▸ **Supplied material**:

<<<<

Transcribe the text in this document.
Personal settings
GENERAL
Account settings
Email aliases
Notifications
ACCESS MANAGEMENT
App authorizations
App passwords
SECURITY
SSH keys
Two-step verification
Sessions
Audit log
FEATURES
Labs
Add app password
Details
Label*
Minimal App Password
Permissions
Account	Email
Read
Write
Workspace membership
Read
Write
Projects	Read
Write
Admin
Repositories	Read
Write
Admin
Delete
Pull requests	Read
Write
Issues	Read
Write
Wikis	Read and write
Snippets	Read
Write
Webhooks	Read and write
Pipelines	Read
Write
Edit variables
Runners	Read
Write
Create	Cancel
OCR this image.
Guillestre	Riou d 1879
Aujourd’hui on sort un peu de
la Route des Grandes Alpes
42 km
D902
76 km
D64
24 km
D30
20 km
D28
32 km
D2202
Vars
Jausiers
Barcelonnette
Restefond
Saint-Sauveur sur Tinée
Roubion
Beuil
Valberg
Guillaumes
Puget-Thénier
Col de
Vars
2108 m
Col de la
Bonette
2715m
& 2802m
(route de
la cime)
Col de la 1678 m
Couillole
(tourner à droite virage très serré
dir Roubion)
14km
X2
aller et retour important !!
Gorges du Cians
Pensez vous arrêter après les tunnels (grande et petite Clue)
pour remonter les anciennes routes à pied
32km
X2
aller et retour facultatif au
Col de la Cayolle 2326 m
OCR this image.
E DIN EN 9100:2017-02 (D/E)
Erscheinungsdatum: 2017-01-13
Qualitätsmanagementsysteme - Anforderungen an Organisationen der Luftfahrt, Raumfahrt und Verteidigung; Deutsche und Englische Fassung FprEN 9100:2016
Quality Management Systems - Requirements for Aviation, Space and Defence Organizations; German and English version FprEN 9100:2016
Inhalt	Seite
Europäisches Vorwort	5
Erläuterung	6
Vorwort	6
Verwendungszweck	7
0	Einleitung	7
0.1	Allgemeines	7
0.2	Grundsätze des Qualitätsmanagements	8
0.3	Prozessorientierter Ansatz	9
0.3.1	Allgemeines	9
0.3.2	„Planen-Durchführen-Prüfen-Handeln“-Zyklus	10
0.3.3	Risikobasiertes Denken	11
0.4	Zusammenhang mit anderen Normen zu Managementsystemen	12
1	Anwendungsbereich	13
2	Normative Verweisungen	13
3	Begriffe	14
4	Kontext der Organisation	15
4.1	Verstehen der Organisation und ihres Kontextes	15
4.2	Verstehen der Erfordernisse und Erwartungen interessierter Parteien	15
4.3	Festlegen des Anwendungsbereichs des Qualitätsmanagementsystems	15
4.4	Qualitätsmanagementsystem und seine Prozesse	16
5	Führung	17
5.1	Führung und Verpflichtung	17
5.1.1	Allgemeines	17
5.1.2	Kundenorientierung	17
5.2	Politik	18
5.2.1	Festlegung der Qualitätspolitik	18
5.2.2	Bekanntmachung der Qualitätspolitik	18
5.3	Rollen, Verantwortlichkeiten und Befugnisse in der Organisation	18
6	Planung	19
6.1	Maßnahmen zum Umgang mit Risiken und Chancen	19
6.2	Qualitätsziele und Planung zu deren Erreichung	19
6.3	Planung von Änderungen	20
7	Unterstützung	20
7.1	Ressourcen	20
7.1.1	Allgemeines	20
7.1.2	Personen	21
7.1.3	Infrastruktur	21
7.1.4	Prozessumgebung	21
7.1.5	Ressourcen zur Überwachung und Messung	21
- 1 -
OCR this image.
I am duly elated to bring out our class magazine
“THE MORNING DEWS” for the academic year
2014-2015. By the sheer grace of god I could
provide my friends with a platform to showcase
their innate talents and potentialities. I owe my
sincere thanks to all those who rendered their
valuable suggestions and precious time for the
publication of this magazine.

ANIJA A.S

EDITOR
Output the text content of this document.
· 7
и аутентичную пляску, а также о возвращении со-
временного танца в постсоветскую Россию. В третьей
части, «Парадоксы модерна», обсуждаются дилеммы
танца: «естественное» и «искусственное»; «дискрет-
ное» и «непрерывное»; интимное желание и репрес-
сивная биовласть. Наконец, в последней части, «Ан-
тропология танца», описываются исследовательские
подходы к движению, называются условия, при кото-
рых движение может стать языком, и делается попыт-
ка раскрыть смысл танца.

>>>>

▸ **Task goal**: In the listing above, find the lines holding the word "magazine" and copy them.

▸ **Worked answer**:
I am duly elated to bring out our class magazine
publication of this magazine.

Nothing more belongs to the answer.